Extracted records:
......
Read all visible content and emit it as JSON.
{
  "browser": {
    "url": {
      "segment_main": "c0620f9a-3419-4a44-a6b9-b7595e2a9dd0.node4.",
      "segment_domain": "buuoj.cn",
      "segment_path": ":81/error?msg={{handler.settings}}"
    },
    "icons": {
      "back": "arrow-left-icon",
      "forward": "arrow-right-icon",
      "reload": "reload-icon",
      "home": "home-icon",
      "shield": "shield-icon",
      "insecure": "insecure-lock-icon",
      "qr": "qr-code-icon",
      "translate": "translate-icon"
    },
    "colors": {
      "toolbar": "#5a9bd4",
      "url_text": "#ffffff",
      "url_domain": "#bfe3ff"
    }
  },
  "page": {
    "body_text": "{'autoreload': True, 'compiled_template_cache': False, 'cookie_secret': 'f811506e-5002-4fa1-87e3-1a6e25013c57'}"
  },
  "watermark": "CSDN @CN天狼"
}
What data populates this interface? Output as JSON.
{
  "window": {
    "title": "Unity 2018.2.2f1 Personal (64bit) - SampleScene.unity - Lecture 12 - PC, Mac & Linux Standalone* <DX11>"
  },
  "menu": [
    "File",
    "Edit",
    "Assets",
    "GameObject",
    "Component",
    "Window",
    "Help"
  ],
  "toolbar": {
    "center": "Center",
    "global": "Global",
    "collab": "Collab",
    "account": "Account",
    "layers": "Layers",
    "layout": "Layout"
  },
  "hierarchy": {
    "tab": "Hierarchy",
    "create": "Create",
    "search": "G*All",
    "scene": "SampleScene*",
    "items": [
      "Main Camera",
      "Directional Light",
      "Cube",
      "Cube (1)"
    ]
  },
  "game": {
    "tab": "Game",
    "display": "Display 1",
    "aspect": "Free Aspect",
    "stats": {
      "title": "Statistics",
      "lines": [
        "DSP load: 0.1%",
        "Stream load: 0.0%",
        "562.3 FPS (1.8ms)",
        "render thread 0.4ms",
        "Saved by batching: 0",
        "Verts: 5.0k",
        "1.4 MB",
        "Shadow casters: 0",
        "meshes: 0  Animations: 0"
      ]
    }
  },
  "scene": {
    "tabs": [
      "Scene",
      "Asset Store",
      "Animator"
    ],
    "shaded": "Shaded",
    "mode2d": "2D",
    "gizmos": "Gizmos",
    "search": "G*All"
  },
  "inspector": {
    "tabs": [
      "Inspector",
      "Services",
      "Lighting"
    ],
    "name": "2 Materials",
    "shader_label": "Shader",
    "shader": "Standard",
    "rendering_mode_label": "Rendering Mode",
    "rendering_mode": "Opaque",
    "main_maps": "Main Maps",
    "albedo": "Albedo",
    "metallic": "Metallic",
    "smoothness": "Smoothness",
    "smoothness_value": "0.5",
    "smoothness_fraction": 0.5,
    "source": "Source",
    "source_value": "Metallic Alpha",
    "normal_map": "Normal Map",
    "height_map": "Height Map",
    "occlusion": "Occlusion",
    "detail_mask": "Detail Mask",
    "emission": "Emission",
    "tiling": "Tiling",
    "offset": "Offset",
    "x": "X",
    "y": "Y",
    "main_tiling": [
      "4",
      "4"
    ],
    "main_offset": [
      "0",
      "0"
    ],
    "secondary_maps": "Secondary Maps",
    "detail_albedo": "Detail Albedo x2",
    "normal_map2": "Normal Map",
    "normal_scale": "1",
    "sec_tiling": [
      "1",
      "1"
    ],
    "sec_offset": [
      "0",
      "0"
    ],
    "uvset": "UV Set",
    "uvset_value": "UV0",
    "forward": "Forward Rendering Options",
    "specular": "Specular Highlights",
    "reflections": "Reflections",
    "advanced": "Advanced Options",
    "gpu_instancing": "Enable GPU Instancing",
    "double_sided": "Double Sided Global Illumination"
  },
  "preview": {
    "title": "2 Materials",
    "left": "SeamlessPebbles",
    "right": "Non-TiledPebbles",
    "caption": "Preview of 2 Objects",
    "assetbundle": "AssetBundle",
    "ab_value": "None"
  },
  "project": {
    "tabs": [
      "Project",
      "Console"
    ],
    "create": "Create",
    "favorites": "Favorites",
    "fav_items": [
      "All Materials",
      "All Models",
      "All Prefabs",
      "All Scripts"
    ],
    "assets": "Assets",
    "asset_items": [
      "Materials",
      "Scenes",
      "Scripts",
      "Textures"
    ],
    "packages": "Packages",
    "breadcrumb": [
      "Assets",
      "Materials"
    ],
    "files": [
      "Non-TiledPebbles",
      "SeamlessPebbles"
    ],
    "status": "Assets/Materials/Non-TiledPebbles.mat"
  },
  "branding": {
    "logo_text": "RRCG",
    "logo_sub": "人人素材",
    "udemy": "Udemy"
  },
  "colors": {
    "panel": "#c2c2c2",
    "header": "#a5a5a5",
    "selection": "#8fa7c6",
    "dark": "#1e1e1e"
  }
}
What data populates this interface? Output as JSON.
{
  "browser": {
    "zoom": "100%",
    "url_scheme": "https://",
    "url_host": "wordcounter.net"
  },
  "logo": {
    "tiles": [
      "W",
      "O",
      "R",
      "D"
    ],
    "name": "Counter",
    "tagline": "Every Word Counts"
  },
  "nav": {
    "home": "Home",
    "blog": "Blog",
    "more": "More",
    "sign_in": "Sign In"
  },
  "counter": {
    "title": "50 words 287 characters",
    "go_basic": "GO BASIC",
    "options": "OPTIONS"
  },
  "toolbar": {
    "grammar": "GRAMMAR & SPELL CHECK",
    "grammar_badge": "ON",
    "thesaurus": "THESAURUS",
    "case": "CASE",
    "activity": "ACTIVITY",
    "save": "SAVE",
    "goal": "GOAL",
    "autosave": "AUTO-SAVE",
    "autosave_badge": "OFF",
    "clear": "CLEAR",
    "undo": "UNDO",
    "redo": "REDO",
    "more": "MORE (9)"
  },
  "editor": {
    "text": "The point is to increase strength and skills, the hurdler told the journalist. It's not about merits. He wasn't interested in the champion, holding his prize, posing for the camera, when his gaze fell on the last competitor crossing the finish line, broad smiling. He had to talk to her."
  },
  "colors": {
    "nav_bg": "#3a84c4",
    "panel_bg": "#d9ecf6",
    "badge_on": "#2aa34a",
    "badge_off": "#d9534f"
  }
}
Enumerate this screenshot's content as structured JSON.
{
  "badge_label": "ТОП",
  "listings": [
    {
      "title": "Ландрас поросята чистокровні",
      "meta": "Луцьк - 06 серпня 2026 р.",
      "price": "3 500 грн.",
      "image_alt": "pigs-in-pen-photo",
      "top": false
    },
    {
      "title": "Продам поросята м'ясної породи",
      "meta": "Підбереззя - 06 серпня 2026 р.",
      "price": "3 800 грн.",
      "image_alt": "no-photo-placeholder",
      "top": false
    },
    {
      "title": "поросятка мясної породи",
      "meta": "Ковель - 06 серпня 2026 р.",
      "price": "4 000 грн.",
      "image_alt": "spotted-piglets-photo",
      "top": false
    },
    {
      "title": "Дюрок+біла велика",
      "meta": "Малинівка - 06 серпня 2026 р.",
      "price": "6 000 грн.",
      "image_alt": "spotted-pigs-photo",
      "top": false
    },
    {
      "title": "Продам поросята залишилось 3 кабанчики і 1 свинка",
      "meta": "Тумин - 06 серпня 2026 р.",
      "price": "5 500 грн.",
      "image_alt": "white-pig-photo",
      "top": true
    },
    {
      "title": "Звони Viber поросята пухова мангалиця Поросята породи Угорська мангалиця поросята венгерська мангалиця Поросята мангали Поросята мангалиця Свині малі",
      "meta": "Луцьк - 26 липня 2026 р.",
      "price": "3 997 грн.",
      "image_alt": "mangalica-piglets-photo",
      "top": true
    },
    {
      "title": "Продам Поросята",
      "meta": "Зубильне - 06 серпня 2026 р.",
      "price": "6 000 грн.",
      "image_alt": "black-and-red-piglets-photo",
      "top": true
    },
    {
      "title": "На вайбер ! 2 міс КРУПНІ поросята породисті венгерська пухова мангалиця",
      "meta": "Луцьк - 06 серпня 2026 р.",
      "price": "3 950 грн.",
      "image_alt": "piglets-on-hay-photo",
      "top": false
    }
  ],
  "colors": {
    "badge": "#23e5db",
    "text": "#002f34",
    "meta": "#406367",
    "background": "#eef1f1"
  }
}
......
Scan the listing above and identify each line holding the string "arrow"; copy every such line.

      "back": "arrow-left-icon",
      "forward": "arrow-right-icon",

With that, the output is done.